● **Exercise aim**
Check each line for the word "this" and report how many have it. Give nothing else.

● **Information supplied**
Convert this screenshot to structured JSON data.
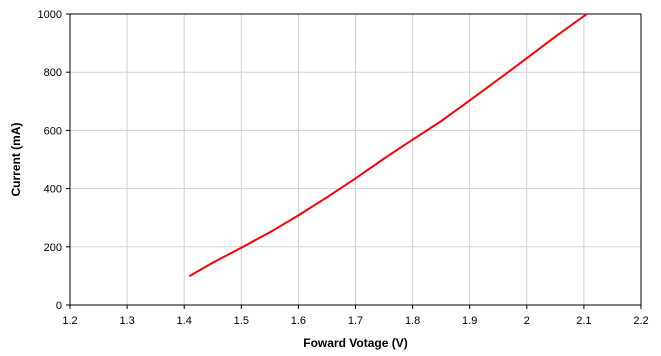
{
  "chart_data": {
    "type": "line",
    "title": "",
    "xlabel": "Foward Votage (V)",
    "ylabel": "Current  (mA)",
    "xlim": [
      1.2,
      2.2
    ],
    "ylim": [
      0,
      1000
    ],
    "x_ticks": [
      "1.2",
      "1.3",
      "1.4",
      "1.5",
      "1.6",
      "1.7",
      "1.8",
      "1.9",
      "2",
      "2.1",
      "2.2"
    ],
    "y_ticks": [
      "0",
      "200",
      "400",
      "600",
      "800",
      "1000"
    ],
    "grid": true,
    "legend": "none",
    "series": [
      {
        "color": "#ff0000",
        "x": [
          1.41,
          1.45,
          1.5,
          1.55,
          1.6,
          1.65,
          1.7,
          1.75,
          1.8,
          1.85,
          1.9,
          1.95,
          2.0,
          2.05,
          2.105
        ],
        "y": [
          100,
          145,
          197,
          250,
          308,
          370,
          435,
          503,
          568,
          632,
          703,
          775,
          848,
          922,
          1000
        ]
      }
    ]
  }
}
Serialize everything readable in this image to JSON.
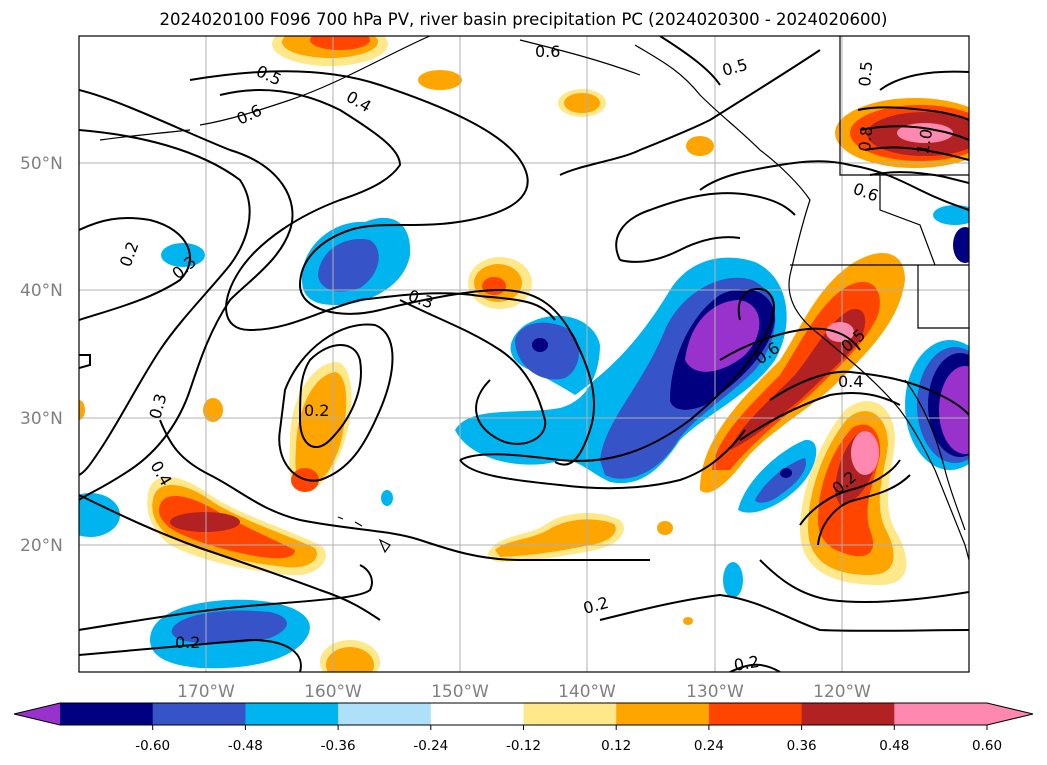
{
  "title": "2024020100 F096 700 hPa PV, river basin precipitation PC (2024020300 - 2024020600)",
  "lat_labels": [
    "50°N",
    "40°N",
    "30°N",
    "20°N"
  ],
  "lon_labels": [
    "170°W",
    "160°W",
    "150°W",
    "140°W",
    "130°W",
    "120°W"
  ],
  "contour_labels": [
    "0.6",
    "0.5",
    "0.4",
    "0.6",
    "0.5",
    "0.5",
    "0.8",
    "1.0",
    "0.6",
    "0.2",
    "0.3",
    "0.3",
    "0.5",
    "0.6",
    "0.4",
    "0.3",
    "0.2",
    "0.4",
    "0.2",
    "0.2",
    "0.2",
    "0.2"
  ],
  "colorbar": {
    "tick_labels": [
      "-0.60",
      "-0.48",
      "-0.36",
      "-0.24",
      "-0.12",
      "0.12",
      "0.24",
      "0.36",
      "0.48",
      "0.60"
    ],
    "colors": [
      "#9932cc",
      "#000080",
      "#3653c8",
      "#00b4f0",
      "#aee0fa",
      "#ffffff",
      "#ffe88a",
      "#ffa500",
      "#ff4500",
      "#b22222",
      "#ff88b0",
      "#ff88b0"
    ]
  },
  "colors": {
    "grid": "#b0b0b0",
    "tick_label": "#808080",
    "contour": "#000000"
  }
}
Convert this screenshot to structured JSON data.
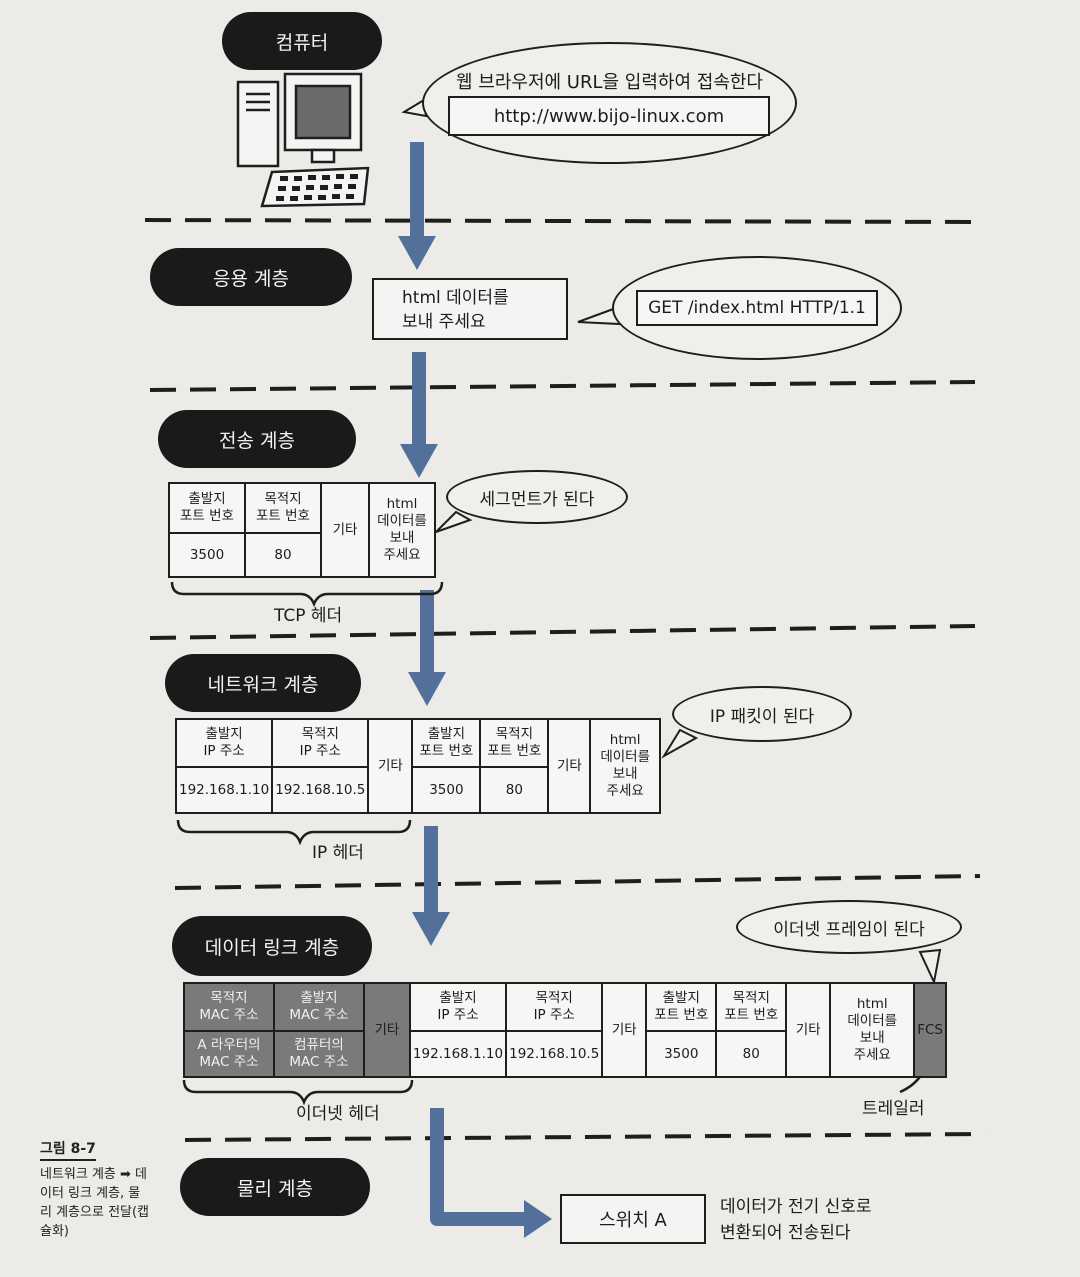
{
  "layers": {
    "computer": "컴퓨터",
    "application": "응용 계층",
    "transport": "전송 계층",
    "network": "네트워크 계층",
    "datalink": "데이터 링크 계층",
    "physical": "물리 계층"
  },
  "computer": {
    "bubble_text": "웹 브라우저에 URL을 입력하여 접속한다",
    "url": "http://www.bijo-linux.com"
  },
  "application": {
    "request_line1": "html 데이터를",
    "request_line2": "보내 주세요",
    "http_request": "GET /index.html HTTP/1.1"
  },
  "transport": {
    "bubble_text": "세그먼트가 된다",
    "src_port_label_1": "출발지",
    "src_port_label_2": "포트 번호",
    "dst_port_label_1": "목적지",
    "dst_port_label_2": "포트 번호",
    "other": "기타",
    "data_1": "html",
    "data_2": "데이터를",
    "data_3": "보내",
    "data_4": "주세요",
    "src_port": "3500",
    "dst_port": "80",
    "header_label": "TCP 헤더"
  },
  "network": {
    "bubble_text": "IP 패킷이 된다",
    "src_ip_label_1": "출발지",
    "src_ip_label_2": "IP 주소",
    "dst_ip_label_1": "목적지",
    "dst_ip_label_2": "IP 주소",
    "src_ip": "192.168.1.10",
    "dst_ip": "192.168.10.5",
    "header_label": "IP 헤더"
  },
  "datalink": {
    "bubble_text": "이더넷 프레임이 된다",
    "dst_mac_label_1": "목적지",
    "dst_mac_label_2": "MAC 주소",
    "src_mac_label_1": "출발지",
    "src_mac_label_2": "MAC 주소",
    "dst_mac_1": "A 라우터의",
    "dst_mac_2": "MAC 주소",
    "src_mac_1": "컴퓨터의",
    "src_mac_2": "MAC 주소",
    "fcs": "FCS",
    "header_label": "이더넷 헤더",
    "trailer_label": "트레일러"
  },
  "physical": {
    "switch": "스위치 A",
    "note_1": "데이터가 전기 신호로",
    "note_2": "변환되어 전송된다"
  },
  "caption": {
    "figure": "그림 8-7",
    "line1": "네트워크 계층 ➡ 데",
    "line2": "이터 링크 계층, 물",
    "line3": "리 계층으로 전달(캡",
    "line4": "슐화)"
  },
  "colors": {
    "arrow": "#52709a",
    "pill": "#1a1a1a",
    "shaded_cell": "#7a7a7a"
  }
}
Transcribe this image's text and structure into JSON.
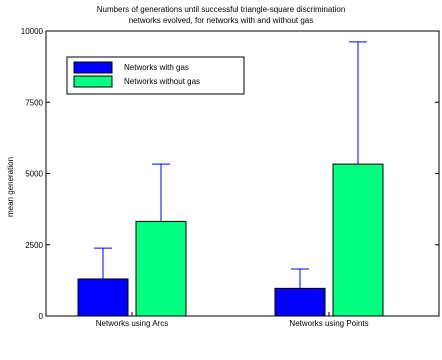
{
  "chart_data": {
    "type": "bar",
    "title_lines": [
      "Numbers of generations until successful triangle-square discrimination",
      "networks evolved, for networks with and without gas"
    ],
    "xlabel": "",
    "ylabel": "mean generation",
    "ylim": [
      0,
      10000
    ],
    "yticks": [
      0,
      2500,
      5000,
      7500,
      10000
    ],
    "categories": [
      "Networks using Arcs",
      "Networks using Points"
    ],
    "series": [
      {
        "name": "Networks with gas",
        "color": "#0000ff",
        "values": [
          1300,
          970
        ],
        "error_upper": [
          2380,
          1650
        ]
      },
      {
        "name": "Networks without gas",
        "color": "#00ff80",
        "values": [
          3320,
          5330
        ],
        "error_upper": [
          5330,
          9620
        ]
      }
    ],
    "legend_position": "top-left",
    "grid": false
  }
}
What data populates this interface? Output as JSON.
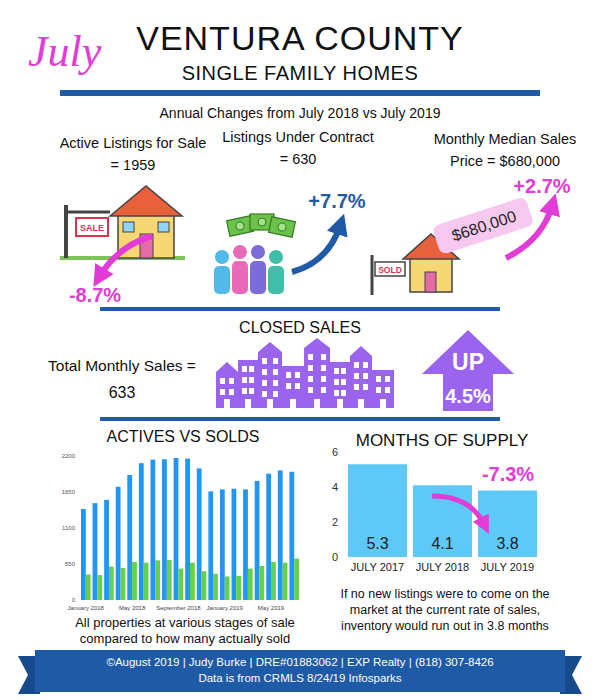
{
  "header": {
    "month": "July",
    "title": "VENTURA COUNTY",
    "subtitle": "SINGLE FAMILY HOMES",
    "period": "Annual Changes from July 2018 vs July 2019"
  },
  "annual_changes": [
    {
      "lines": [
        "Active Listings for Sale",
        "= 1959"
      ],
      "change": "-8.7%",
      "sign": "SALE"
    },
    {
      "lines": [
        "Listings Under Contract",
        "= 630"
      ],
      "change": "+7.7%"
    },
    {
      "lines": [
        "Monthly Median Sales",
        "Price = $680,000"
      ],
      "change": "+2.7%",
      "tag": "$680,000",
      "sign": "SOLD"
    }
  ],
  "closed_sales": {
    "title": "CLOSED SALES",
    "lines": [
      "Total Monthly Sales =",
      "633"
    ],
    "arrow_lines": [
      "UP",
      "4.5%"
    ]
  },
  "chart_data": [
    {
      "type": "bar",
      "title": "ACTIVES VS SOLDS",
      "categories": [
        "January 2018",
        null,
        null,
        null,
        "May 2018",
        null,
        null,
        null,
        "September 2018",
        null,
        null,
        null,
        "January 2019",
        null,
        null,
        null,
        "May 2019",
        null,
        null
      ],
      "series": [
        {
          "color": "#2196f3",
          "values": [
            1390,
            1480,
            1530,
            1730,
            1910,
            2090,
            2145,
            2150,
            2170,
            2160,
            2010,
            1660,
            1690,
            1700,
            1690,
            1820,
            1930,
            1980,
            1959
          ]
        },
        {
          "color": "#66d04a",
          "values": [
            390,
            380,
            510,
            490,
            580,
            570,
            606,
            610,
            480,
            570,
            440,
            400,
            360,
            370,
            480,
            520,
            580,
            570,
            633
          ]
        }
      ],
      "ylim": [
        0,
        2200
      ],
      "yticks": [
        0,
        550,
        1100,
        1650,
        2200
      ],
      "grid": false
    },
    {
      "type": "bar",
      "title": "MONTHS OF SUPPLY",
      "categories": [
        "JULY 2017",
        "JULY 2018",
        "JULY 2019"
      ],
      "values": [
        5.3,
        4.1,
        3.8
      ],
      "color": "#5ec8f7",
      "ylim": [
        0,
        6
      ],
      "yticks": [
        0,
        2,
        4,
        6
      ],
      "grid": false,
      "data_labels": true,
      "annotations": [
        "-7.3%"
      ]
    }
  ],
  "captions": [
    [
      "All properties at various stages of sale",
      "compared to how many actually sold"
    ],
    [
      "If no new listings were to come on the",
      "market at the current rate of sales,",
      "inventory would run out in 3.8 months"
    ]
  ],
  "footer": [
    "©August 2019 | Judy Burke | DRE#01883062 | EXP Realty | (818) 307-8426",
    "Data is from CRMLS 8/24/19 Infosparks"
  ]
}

● **Correct answer**
5